### [DATA]
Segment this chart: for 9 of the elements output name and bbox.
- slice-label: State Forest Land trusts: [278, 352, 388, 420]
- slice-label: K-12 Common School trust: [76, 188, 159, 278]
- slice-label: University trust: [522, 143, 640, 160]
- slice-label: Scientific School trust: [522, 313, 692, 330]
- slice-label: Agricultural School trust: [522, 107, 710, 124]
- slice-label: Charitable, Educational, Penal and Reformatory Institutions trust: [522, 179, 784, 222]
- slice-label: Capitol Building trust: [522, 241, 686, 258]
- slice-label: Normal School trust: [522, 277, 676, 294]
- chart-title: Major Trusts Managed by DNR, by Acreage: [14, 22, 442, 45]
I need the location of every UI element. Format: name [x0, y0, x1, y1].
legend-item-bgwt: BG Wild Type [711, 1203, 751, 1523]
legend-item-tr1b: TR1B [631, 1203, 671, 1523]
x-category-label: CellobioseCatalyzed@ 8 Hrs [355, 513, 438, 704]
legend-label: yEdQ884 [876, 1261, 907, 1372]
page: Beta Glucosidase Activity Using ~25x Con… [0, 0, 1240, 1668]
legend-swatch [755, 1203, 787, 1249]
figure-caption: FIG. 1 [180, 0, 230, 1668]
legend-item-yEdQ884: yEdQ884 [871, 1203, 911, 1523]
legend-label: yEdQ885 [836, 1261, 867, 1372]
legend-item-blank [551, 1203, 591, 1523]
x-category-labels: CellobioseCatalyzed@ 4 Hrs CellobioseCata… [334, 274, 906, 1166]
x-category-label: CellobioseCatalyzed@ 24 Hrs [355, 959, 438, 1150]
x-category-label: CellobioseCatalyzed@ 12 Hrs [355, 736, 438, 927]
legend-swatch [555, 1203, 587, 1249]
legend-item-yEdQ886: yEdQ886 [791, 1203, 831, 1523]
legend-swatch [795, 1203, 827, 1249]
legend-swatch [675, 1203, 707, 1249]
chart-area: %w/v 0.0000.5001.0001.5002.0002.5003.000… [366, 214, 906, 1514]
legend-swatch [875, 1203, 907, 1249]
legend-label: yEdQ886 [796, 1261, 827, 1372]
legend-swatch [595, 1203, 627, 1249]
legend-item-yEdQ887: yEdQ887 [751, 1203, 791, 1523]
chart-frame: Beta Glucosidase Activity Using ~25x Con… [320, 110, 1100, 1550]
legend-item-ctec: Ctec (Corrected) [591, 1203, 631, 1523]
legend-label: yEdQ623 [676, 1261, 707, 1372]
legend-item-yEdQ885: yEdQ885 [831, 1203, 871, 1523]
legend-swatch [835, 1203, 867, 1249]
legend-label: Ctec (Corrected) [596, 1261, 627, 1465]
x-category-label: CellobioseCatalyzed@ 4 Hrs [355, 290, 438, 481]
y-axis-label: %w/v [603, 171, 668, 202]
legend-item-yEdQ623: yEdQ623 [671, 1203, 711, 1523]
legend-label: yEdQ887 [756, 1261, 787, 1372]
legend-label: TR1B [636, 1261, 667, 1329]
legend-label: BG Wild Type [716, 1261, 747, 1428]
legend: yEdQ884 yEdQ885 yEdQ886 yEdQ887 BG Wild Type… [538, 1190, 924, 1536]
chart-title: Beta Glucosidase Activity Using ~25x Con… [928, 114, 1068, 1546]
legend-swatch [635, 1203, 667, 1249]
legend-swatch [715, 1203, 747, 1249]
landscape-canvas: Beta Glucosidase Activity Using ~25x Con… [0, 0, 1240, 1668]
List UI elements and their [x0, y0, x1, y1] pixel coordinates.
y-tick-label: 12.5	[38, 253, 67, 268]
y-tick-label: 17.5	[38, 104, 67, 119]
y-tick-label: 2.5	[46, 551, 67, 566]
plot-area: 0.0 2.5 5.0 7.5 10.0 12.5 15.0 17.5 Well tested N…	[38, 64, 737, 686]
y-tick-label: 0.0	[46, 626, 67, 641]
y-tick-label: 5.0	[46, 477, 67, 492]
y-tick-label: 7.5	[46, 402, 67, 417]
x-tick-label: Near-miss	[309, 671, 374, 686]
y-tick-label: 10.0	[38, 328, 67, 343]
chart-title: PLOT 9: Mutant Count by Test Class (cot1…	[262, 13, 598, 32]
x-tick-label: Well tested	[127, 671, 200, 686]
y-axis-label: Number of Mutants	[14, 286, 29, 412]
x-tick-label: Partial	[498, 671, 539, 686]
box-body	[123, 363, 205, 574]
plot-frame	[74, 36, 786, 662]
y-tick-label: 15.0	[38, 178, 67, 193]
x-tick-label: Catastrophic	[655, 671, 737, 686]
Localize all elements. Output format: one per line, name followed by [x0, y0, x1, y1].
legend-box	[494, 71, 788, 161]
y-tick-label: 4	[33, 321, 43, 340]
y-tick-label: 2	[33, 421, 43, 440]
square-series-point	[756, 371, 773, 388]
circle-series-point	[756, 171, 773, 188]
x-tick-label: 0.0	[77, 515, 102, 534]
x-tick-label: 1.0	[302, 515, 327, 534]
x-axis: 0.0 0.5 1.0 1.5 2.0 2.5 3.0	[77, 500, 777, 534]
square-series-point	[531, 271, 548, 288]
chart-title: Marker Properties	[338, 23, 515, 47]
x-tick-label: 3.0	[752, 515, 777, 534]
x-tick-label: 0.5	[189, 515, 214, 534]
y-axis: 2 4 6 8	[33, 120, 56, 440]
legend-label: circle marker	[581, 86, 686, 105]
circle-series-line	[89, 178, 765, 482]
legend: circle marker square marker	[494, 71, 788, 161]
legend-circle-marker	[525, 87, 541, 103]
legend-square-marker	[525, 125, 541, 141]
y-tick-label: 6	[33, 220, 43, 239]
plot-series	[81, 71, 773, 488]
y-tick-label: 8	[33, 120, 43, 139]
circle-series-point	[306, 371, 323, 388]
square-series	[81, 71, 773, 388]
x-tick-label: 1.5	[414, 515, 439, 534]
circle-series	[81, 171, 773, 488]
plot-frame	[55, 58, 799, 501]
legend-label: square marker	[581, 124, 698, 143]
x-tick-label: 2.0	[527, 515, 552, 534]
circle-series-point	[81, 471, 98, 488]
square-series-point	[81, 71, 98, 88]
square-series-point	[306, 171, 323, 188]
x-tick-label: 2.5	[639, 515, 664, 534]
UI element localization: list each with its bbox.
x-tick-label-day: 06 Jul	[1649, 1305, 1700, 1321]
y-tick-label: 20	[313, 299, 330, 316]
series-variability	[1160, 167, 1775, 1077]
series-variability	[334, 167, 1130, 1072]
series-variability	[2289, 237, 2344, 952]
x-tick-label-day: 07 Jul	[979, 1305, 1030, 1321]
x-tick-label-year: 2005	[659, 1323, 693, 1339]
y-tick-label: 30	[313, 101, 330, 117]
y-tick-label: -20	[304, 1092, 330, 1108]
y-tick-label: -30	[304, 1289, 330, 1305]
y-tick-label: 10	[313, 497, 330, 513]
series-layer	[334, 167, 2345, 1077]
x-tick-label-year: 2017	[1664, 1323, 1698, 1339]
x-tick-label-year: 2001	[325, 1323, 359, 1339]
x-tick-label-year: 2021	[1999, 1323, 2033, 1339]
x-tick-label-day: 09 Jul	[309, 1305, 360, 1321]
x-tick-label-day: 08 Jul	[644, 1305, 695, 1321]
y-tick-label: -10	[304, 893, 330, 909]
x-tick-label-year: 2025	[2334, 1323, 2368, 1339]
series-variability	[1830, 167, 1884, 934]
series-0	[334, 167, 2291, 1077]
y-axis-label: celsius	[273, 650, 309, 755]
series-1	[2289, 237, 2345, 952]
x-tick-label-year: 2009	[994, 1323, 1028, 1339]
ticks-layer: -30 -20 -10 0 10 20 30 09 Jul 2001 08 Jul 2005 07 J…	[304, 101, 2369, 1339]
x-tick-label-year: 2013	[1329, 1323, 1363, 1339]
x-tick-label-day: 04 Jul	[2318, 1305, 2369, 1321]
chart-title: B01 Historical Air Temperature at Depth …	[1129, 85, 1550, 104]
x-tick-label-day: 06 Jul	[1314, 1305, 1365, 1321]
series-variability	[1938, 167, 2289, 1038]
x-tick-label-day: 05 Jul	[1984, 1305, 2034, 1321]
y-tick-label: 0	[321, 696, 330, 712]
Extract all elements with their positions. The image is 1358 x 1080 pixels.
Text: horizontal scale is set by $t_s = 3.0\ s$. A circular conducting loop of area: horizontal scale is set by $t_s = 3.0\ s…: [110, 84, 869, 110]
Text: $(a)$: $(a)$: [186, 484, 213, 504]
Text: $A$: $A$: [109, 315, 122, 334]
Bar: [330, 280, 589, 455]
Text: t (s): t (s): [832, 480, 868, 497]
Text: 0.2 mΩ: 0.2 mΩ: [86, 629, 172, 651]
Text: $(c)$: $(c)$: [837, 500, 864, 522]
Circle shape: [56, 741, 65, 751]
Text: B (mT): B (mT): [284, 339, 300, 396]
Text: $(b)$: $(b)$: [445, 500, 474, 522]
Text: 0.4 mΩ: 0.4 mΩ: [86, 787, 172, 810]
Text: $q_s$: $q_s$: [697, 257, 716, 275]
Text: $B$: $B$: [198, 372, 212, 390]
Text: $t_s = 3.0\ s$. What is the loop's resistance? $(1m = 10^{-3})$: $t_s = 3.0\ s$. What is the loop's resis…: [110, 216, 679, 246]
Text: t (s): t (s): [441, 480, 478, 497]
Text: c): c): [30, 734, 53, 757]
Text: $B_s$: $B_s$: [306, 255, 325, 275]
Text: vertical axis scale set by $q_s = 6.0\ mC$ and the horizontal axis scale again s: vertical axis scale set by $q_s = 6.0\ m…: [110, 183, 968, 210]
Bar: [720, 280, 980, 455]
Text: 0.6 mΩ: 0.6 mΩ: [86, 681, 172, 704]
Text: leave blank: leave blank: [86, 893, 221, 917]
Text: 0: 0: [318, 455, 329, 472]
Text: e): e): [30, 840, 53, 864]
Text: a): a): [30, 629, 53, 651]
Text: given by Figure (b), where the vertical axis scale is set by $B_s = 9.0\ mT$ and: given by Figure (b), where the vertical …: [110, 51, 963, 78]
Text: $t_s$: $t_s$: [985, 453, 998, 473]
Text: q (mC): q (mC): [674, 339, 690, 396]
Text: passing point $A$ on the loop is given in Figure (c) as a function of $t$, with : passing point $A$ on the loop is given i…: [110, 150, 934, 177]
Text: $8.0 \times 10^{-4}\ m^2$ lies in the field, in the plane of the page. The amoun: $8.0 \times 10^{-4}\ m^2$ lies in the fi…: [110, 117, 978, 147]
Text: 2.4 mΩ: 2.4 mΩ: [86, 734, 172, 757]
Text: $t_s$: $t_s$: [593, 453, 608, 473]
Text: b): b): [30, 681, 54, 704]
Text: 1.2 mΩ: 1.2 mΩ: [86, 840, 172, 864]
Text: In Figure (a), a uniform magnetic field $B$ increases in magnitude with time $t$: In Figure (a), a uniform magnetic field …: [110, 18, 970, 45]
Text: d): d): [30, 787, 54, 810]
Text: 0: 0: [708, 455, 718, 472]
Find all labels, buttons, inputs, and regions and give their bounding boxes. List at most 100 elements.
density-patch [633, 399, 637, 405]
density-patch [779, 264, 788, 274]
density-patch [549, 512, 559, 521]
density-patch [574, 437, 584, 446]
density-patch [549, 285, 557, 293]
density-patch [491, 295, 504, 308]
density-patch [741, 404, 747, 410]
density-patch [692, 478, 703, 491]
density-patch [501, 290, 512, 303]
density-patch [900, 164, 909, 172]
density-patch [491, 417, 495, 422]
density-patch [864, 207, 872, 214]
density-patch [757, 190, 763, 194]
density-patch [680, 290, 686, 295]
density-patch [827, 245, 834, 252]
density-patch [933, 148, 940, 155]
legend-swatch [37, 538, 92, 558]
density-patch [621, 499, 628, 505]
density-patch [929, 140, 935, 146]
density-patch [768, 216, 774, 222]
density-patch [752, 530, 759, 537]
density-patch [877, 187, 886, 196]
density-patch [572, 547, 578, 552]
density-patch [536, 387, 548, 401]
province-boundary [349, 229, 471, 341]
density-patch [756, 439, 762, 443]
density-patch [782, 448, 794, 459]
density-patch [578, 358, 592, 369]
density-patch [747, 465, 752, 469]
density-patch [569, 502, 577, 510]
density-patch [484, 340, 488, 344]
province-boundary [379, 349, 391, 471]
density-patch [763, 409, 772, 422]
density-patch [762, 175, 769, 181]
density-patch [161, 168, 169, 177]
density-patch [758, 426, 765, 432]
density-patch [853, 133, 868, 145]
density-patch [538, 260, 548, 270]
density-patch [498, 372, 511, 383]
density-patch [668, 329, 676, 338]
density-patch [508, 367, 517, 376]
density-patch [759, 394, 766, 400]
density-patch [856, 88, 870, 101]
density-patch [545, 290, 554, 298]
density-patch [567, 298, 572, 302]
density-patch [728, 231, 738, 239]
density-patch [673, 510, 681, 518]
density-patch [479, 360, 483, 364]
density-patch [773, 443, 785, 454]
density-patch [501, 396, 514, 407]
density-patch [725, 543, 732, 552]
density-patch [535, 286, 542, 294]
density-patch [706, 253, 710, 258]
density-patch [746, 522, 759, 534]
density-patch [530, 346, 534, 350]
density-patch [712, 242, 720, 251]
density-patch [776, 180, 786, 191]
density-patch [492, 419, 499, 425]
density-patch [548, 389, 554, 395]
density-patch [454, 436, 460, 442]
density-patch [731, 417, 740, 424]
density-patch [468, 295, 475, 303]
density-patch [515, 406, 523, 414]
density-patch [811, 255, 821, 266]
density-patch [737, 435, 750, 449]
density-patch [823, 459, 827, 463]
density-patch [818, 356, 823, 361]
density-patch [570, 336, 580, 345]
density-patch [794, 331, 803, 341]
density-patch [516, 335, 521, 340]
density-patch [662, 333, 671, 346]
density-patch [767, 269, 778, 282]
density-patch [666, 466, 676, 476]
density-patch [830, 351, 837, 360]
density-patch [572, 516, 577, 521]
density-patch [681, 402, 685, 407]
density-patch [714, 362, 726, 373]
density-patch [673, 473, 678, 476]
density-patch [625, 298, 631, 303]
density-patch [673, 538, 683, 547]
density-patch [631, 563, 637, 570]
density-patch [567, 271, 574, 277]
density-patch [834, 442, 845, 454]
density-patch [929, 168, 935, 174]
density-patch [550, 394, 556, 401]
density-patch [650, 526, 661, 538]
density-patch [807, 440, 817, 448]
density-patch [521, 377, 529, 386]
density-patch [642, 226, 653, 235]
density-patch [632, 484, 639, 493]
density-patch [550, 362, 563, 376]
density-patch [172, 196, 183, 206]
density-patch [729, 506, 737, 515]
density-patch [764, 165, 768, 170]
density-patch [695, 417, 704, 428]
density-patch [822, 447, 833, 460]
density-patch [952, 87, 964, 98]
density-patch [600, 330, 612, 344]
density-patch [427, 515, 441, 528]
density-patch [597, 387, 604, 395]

### [YOUR INSTRUCTIONS]
Reproduce the data above verbatim, from its first line up to and including the line that contains "legend-item-ctec: Ctec (Corrected)".

### [THE REPLY]
Segment this chart: for 9 of the elements output name and bbox.
- slice-label: State Forest Land trusts: [278, 352, 388, 420]
- slice-label: K-12 Common School trust: [76, 188, 159, 278]
- slice-label: University trust: [522, 143, 640, 160]
- slice-label: Scientific School trust: [522, 313, 692, 330]
- slice-label: Agricultural School trust: [522, 107, 710, 124]
- slice-label: Charitable, Educational, Penal and Reformatory Institutions trust: [522, 179, 784, 222]
- slice-label: Capitol Building trust: [522, 241, 686, 258]
- slice-label: Normal School trust: [522, 277, 676, 294]
- chart-title: Major Trusts Managed by DNR, by Acreage: [14, 22, 442, 45]
I need the location of every UI element. Format: name [x0, y0, x1, y1].
legend-item-bgwt: BG Wild Type [711, 1203, 751, 1523]
legend-item-tr1b: TR1B [631, 1203, 671, 1523]
x-category-label: CellobioseCatalyzed@ 8 Hrs [355, 513, 438, 704]
legend-label: yEdQ884 [876, 1261, 907, 1372]
page: Beta Glucosidase Activity Using ~25x Con… [0, 0, 1240, 1668]
legend-swatch [755, 1203, 787, 1249]
figure-caption: FIG. 1 [180, 0, 230, 1668]
legend-item-yEdQ884: yEdQ884 [871, 1203, 911, 1523]
legend-label: yEdQ885 [836, 1261, 867, 1372]
legend-item-blank [551, 1203, 591, 1523]
x-category-labels: CellobioseCatalyzed@ 4 Hrs CellobioseCata… [334, 274, 906, 1166]
x-category-label: CellobioseCatalyzed@ 24 Hrs [355, 959, 438, 1150]
x-category-label: CellobioseCatalyzed@ 12 Hrs [355, 736, 438, 927]
legend-swatch [555, 1203, 587, 1249]
legend-item-yEdQ886: yEdQ886 [791, 1203, 831, 1523]
legend-swatch [795, 1203, 827, 1249]
legend-swatch [675, 1203, 707, 1249]
chart-area: %w/v 0.0000.5001.0001.5002.0002.5003.000… [366, 214, 906, 1514]
legend-swatch [875, 1203, 907, 1249]
legend-label: yEdQ886 [796, 1261, 827, 1372]
legend-swatch [595, 1203, 627, 1249]
legend-item-yEdQ887: yEdQ887 [751, 1203, 791, 1523]
chart-frame: Beta Glucosidase Activity Using ~25x Con… [320, 110, 1100, 1550]
legend-item-ctec: Ctec (Corrected) [591, 1203, 631, 1523]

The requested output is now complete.